▶ _Given request 1_:
Answer these about the interview excerpt, one line each:
(a) On what day were the two lawsuits filed?
(b) Who went to the council's charter review committee the day after the signatures were turned in?
(c) When does Roberts expect to intervene in the lawsuits?

▶ _Excerpt to read_:
I think precedent in Tennessee is in a case of a referendum, the constitutionality question is not addressed by the courts until after the referendum. But tell me if I’ve got that wrong.

Roberts: No, that’s the way it’s supposed to be. And that was what was so surprising about the courts’ actions last year is that was pretty much the law in Tennessee and we relied upon that. But we made the changes. The reason they’re making these arguments is they have nothing else.

When we did the Taxpayer Protection Act the second time we made some changes that the court had said we needed to make. We did it. We followed it. We did everything, of course, said. And so they were just throwing something against the wall to see if it’ll stick. It is pure desperation. They’re trying to derail this by tying it up with litigation and they’re losing.

And they’re very frustrated about that. But their attempts are very dishonest. When you read their pleadings, they just make statements and they say, oh, it’s unconstitutional. They don’t explain why it’s unconstitutional or how it’s unconstitutional. They just say it. That’s all they can do is talk.

Leahy: Now, where does the litigation go? It goes into Chancery record here in Davidson County?

Roberts: It does. The two lawsuits were filed on Tuesday. We are going to intervene. We will file to join these lawsuits. We held off because there was an Election Commission meeting last night, which also went favorably for us.

And so we just held off. We wanted to see what happened last night before we did anything. So we’ll be intervening either today or first thing Monday morning depending on how my schedule goes.

Leahy: Tell us what happened last night at the Davidson County Election Commission meeting.

Roberts: You have to understand that the day after we turned in these signatures councilman Bob Mendes ran down to the council’s charter review committee and got them to rush through their own charter amendment.

It’s called a resolution. But their own charter amendment would absolutely undo everything that we were trying to accomplish. It was designed to confuse the voters. It was written in a way that didn’t make any sense. It was just a very dishonest attempt.

We thought what they were going to do is go in and argue that tell people to vote on all seven and get people to vote yes on all seven and then come in and create litigation over the conflicting provisions. The Election Commission very wisely and correctly said you can’t do things to confuse the voters.

And in fact, this resolution suffered for some of the flaws. They said that the original Taxpayer Protection Act, that’s all one big element. It doesn’t explain itself.

It’s clearly an attempt to confuse people and confuse the voters. And it was fun last night watching council Mendes almost break down in tears when he realized that he wasn’t going to get a chance to deceive and confuse the voters.

▶ _Material_:
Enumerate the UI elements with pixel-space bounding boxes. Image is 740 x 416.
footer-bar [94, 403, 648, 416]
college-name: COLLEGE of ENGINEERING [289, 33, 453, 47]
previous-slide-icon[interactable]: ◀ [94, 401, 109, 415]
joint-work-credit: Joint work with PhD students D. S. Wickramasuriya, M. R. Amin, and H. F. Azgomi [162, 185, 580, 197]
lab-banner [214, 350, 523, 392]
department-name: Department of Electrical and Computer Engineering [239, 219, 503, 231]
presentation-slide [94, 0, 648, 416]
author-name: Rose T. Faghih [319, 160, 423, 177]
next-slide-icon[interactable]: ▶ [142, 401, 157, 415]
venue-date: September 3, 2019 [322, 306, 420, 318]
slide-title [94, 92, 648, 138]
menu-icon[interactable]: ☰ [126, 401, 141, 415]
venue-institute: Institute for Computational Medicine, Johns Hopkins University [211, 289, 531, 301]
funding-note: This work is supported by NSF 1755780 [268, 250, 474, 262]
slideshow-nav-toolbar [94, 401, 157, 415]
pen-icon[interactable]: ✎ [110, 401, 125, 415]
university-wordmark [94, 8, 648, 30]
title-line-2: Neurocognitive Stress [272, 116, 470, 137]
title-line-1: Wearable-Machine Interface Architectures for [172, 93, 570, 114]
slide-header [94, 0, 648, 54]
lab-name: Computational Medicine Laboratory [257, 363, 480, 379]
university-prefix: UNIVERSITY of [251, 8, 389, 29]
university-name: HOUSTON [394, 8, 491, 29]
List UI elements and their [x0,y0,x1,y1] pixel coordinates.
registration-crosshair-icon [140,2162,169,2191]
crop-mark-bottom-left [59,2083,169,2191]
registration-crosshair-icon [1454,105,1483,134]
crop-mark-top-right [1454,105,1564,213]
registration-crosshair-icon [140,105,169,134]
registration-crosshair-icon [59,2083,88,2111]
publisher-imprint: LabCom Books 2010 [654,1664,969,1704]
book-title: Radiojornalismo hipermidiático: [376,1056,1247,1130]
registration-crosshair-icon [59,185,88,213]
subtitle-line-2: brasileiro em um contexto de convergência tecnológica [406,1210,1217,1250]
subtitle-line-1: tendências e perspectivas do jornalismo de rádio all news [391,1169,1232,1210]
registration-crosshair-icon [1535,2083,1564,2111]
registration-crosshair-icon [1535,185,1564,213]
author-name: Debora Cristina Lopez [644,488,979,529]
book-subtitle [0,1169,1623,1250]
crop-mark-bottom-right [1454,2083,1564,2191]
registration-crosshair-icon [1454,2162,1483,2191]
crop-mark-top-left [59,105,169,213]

▶ _Given request 2_:
Copy the records from their first line through the line that contains "registration-crosshair-icon [1535,2083,1564,2111]", renaming "slideshow-nav-toolbar" to "slide-controls" and leaving everything else as it is.

▶ _Complete answer 1_:
(a) Tuesday.
(b) Councilman Bob Mendes.
(c) Either today or first thing Monday morning, depending on his schedule.

▶ _Complete answer 2_:
Enumerate the UI elements with pixel-space bounding boxes. Image is 740 x 416.
footer-bar [94, 403, 648, 416]
college-name: COLLEGE of ENGINEERING [289, 33, 453, 47]
previous-slide-icon[interactable]: ◀ [94, 401, 109, 415]
joint-work-credit: Joint work with PhD students D. S. Wickramasuriya, M. R. Amin, and H. F. Azgomi [162, 185, 580, 197]
lab-banner [214, 350, 523, 392]
department-name: Department of Electrical and Computer Engineering [239, 219, 503, 231]
presentation-slide [94, 0, 648, 416]
author-name: Rose T. Faghih [319, 160, 423, 177]
next-slide-icon[interactable]: ▶ [142, 401, 157, 415]
venue-date: September 3, 2019 [322, 306, 420, 318]
slide-title [94, 92, 648, 138]
menu-icon[interactable]: ☰ [126, 401, 141, 415]
venue-institute: Institute for Computational Medicine, Johns Hopkins University [211, 289, 531, 301]
funding-note: This work is supported by NSF 1755780 [268, 250, 474, 262]
slide-controls [94, 401, 157, 415]
pen-icon[interactable]: ✎ [110, 401, 125, 415]
university-wordmark [94, 8, 648, 30]
title-line-2: Neurocognitive Stress [272, 116, 470, 137]
title-line-1: Wearable-Machine Interface Architectures for [172, 93, 570, 114]
slide-header [94, 0, 648, 54]
lab-name: Computational Medicine Laboratory [257, 363, 480, 379]
university-prefix: UNIVERSITY of [251, 8, 389, 29]
university-name: HOUSTON [394, 8, 491, 29]
List UI elements and their [x0,y0,x1,y1] pixel coordinates.
registration-crosshair-icon [140,2162,169,2191]
crop-mark-bottom-left [59,2083,169,2191]
registration-crosshair-icon [1454,105,1483,134]
crop-mark-top-right [1454,105,1564,213]
registration-crosshair-icon [140,105,169,134]
registration-crosshair-icon [59,2083,88,2111]
publisher-imprint: LabCom Books 2010 [654,1664,969,1704]
book-title: Radiojornalismo hipermidiático: [376,1056,1247,1130]
registration-crosshair-icon [59,185,88,213]
subtitle-line-2: brasileiro em um contexto de convergência tecnológica [406,1210,1217,1250]
subtitle-line-1: tendências e perspectivas do jornalismo de rádio all news [391,1169,1232,1210]
registration-crosshair-icon [1535,2083,1564,2111]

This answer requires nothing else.